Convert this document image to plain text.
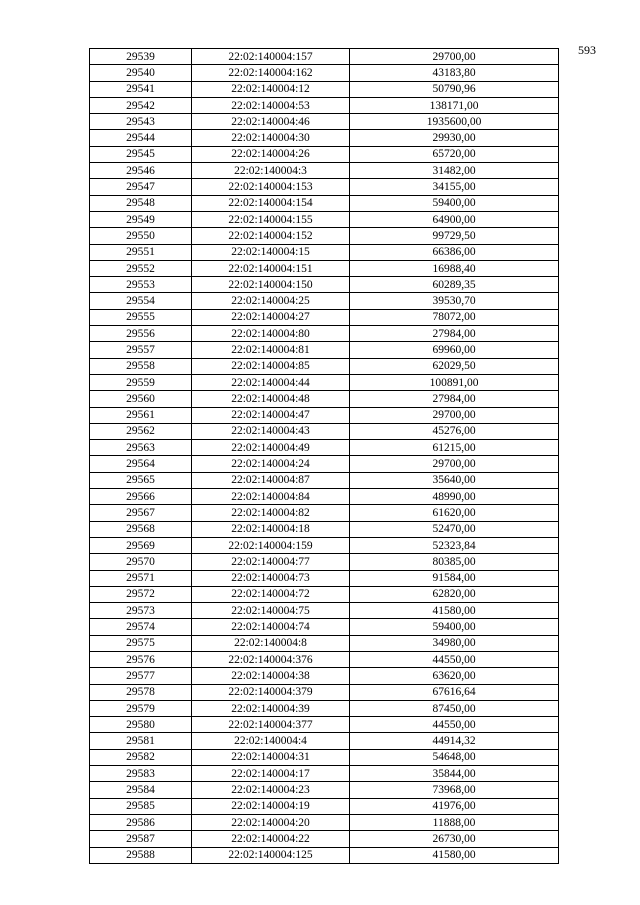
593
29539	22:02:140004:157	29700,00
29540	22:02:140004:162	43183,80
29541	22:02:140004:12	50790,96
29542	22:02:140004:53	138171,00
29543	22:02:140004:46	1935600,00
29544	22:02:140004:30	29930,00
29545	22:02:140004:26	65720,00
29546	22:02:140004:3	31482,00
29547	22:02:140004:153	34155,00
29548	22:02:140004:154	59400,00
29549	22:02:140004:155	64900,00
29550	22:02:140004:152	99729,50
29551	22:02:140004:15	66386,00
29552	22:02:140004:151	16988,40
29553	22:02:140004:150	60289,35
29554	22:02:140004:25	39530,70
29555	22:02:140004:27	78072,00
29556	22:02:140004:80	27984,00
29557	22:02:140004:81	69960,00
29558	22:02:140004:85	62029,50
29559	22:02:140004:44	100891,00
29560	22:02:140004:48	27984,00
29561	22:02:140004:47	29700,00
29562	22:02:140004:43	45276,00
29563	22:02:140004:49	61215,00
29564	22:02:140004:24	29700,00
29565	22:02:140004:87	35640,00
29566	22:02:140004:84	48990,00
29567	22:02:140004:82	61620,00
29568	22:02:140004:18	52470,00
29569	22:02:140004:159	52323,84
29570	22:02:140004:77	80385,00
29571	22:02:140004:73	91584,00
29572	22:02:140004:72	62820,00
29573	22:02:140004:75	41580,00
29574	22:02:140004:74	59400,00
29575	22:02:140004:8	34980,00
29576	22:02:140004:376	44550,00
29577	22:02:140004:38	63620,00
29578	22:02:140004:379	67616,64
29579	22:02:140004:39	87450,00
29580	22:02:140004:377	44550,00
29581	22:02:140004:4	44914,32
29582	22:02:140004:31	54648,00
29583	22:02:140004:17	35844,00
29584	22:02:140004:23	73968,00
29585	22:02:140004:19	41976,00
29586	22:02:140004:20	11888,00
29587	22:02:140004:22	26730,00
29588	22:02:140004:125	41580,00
:::
Task instructions
Omit the pictures and reproduce the listing exactly.

Correct answer
Convert this document image to plain text.
593
29539	22:02:140004:157	29700,00
29540	22:02:140004:162	43183,80
29541	22:02:140004:12	50790,96
29542	22:02:140004:53	138171,00
29543	22:02:140004:46	1935600,00
29544	22:02:140004:30	29930,00
29545	22:02:140004:26	65720,00
29546	22:02:140004:3	31482,00
29547	22:02:140004:153	34155,00
29548	22:02:140004:154	59400,00
29549	22:02:140004:155	64900,00
29550	22:02:140004:152	99729,50
29551	22:02:140004:15	66386,00
29552	22:02:140004:151	16988,40
29553	22:02:140004:150	60289,35
29554	22:02:140004:25	39530,70
29555	22:02:140004:27	78072,00
29556	22:02:140004:80	27984,00
29557	22:02:140004:81	69960,00
29558	22:02:140004:85	62029,50
29559	22:02:140004:44	100891,00
29560	22:02:140004:48	27984,00
29561	22:02:140004:47	29700,00
29562	22:02:140004:43	45276,00
29563	22:02:140004:49	61215,00
29564	22:02:140004:24	29700,00
29565	22:02:140004:87	35640,00
29566	22:02:140004:84	48990,00
29567	22:02:140004:82	61620,00
29568	22:02:140004:18	52470,00
29569	22:02:140004:159	52323,84
29570	22:02:140004:77	80385,00
29571	22:02:140004:73	91584,00
29572	22:02:140004:72	62820,00
29573	22:02:140004:75	41580,00
29574	22:02:140004:74	59400,00
29575	22:02:140004:8	34980,00
29576	22:02:140004:376	44550,00
29577	22:02:140004:38	63620,00
29578	22:02:140004:379	67616,64
29579	22:02:140004:39	87450,00
29580	22:02:140004:377	44550,00
29581	22:02:140004:4	44914,32
29582	22:02:140004:31	54648,00
29583	22:02:140004:17	35844,00
29584	22:02:140004:23	73968,00
29585	22:02:140004:19	41976,00
29586	22:02:140004:20	11888,00
29587	22:02:140004:22	26730,00
29588	22:02:140004:125	41580,00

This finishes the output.